** BEGIN Records for the task **

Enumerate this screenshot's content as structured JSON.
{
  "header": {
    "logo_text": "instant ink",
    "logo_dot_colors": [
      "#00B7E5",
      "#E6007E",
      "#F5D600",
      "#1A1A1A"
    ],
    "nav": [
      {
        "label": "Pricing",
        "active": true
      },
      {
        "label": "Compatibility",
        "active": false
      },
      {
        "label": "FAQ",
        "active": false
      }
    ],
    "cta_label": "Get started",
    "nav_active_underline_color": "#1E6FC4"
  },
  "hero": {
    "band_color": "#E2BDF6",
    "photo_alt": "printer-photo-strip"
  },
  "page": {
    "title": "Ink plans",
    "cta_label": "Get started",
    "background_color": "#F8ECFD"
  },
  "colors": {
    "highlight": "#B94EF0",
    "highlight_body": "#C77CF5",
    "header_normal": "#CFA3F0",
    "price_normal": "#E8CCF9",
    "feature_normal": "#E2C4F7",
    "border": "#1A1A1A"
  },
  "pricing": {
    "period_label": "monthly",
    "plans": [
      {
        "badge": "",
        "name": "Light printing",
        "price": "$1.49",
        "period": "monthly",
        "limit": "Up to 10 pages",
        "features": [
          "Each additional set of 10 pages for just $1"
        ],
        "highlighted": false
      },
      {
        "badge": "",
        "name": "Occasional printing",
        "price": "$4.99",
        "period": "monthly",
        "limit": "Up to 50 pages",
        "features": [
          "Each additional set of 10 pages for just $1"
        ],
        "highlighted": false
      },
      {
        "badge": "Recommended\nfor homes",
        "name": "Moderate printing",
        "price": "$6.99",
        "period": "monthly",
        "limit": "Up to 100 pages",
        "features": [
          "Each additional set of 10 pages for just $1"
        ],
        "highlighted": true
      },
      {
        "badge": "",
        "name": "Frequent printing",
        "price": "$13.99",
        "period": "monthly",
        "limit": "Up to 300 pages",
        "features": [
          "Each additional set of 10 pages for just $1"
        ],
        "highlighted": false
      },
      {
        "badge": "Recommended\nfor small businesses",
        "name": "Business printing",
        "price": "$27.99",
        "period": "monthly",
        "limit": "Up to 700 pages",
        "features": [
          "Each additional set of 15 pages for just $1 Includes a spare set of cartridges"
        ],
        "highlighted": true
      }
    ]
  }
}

** END Records for the task **

**To do:**
Copy out all lines that carry the word "printing".

**Problem solution:**
        "name": "Light printing",
        "name": "Occasional printing",
        "name": "Moderate printing",
        "name": "Frequent printing",
        "name": "Business printing",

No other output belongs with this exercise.